#### [Problem requirements]
Reproduce each of the following entries line for line, with no changes.

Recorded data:

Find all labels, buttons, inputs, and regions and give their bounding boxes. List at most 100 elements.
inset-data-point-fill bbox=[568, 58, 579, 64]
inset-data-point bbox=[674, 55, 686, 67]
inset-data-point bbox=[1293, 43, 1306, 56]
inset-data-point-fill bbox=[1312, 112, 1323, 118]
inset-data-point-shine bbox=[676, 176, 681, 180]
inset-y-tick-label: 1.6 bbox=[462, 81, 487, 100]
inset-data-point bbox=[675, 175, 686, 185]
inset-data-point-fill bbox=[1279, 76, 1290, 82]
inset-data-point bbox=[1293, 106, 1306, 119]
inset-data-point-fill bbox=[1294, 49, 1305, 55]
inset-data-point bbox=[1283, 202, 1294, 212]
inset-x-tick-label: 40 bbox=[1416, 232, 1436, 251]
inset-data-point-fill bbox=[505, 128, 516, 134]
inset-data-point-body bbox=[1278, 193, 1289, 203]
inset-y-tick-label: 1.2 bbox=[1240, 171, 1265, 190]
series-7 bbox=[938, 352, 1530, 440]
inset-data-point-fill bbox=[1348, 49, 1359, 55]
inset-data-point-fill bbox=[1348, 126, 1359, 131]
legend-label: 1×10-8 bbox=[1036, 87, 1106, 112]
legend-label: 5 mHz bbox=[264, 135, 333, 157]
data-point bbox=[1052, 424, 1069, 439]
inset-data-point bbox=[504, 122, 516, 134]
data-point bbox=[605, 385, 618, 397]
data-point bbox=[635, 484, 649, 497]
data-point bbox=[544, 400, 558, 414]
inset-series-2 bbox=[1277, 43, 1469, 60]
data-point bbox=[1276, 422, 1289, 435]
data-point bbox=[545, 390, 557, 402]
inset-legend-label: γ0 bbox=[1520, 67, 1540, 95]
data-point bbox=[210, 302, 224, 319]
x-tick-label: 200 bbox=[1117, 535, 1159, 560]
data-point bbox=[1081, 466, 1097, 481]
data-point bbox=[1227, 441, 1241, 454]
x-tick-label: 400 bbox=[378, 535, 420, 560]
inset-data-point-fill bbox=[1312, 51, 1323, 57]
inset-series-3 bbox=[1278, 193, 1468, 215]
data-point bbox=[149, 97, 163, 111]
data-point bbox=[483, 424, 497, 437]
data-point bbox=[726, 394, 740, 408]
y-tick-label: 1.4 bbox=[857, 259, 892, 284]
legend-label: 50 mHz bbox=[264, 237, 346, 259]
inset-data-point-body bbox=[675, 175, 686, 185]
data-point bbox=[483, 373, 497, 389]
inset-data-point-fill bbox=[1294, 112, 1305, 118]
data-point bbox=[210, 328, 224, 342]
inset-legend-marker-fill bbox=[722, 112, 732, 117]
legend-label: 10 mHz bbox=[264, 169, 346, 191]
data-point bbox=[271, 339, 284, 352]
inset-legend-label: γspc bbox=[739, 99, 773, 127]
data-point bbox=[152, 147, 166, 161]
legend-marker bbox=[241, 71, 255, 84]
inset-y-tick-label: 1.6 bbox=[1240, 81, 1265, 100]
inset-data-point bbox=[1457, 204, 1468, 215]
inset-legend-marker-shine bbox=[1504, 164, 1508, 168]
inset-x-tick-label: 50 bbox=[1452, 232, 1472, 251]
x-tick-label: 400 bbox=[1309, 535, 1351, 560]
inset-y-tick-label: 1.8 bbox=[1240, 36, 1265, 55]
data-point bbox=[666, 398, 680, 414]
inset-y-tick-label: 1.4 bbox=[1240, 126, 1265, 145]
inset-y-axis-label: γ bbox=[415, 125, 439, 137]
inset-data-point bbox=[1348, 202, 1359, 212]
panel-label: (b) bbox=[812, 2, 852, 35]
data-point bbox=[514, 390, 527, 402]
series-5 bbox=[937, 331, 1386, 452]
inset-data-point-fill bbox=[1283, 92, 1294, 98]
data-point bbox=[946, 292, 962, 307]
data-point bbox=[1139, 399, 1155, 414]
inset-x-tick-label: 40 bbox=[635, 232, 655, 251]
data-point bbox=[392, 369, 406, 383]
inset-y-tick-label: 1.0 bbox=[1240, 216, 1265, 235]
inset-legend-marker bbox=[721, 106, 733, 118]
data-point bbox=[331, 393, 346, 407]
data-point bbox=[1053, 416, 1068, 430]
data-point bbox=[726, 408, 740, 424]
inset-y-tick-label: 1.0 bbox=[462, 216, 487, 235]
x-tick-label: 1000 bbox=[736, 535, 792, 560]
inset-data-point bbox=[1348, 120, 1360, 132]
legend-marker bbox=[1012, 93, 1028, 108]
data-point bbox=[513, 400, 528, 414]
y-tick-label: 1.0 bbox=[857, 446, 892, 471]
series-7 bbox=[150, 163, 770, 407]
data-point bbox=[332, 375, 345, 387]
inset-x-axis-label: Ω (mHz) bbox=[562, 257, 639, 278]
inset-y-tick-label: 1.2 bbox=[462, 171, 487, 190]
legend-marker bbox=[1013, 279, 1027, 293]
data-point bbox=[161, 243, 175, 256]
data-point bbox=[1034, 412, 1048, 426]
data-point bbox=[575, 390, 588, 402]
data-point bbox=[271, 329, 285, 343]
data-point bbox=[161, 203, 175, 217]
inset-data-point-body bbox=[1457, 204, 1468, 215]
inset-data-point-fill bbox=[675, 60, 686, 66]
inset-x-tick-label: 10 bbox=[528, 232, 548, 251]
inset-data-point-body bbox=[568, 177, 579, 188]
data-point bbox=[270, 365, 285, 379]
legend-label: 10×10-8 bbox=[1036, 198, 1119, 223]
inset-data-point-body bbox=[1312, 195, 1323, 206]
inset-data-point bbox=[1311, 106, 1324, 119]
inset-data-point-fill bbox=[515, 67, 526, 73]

#### [Full solution]
Find all labels, buttons, inputs, and regions and give their bounding boxes. List at most 100 elements.
inset-data-point-fill bbox=[568, 58, 579, 64]
inset-data-point bbox=[674, 55, 686, 67]
inset-data-point bbox=[1293, 43, 1306, 56]
inset-data-point-fill bbox=[1312, 112, 1323, 118]
inset-data-point-shine bbox=[676, 176, 681, 180]
inset-y-tick-label: 1.6 bbox=[462, 81, 487, 100]
inset-data-point bbox=[675, 175, 686, 185]
inset-data-point-fill bbox=[1279, 76, 1290, 82]
inset-data-point bbox=[1293, 106, 1306, 119]
inset-data-point-fill bbox=[1294, 49, 1305, 55]
inset-data-point bbox=[1283, 202, 1294, 212]
inset-x-tick-label: 40 bbox=[1416, 232, 1436, 251]
inset-data-point-fill bbox=[505, 128, 516, 134]
inset-data-point-body bbox=[1278, 193, 1289, 203]
inset-y-tick-label: 1.2 bbox=[1240, 171, 1265, 190]
series-7 bbox=[938, 352, 1530, 440]
inset-data-point-fill bbox=[1348, 49, 1359, 55]
inset-data-point-fill bbox=[1348, 126, 1359, 131]
legend-label: 1×10-8 bbox=[1036, 87, 1106, 112]
legend-label: 5 mHz bbox=[264, 135, 333, 157]
data-point bbox=[1052, 424, 1069, 439]
inset-data-point bbox=[504, 122, 516, 134]
data-point bbox=[605, 385, 618, 397]
data-point bbox=[635, 484, 649, 497]
data-point bbox=[544, 400, 558, 414]
inset-series-2 bbox=[1277, 43, 1469, 60]
data-point bbox=[1276, 422, 1289, 435]
data-point bbox=[545, 390, 557, 402]
inset-legend-label: γ0 bbox=[1520, 67, 1540, 95]
data-point bbox=[210, 302, 224, 319]
x-tick-label: 200 bbox=[1117, 535, 1159, 560]
data-point bbox=[1081, 466, 1097, 481]
data-point bbox=[1227, 441, 1241, 454]
x-tick-label: 400 bbox=[378, 535, 420, 560]
inset-data-point-fill bbox=[1312, 51, 1323, 57]
inset-series-3 bbox=[1278, 193, 1468, 215]
data-point bbox=[149, 97, 163, 111]
data-point bbox=[483, 424, 497, 437]
data-point bbox=[726, 394, 740, 408]
y-tick-label: 1.4 bbox=[857, 259, 892, 284]
legend-label: 50 mHz bbox=[264, 237, 346, 259]
inset-data-point-body bbox=[675, 175, 686, 185]
data-point bbox=[483, 373, 497, 389]
inset-data-point-fill bbox=[1294, 112, 1305, 118]
data-point bbox=[210, 328, 224, 342]
inset-legend-marker-fill bbox=[722, 112, 732, 117]
legend-label: 10 mHz bbox=[264, 169, 346, 191]
data-point bbox=[271, 339, 284, 352]
inset-legend-label: γspc bbox=[739, 99, 773, 127]
data-point bbox=[152, 147, 166, 161]
legend-marker bbox=[241, 71, 255, 84]
inset-y-tick-label: 1.6 bbox=[1240, 81, 1265, 100]
inset-data-point bbox=[1457, 204, 1468, 215]
inset-legend-marker-shine bbox=[1504, 164, 1508, 168]
inset-x-tick-label: 50 bbox=[1452, 232, 1472, 251]
x-tick-label: 400 bbox=[1309, 535, 1351, 560]
inset-y-tick-label: 1.8 bbox=[1240, 36, 1265, 55]
data-point bbox=[666, 398, 680, 414]
inset-y-tick-label: 1.4 bbox=[1240, 126, 1265, 145]
inset-y-axis-label: γ bbox=[415, 125, 439, 137]
inset-data-point bbox=[1348, 202, 1359, 212]
panel-label: (b) bbox=[812, 2, 852, 35]
data-point bbox=[514, 390, 527, 402]
series-5 bbox=[937, 331, 1386, 452]
inset-data-point-fill bbox=[1283, 92, 1294, 98]
data-point bbox=[946, 292, 962, 307]
data-point bbox=[1139, 399, 1155, 414]
inset-x-tick-label: 40 bbox=[635, 232, 655, 251]
data-point bbox=[392, 369, 406, 383]
inset-y-tick-label: 1.0 bbox=[1240, 216, 1265, 235]
inset-legend-marker bbox=[721, 106, 733, 118]
data-point bbox=[331, 393, 346, 407]
data-point bbox=[1053, 416, 1068, 430]
data-point bbox=[726, 408, 740, 424]
inset-y-tick-label: 1.0 bbox=[462, 216, 487, 235]
x-tick-label: 1000 bbox=[736, 535, 792, 560]
inset-data-point bbox=[1348, 120, 1360, 132]
legend-marker bbox=[1012, 93, 1028, 108]
data-point bbox=[513, 400, 528, 414]
y-tick-label: 1.0 bbox=[857, 446, 892, 471]
series-7 bbox=[150, 163, 770, 407]
data-point bbox=[332, 375, 345, 387]
inset-x-axis-label: Ω (mHz) bbox=[562, 257, 639, 278]
inset-y-tick-label: 1.2 bbox=[462, 171, 487, 190]
legend-marker bbox=[1013, 279, 1027, 293]
data-point bbox=[161, 243, 175, 256]
data-point bbox=[1034, 412, 1048, 426]
data-point bbox=[575, 390, 588, 402]
data-point bbox=[271, 329, 285, 343]
data-point bbox=[161, 203, 175, 217]
inset-data-point-body bbox=[1457, 204, 1468, 215]
inset-data-point-fill bbox=[675, 60, 686, 66]
inset-x-tick-label: 10 bbox=[528, 232, 548, 251]
inset-data-point-body bbox=[568, 177, 579, 188]
data-point bbox=[270, 365, 285, 379]
legend-label: 10×10-8 bbox=[1036, 198, 1119, 223]
inset-data-point-body bbox=[1312, 195, 1323, 206]
inset-data-point bbox=[1311, 106, 1324, 119]
inset-data-point-fill bbox=[515, 67, 526, 73]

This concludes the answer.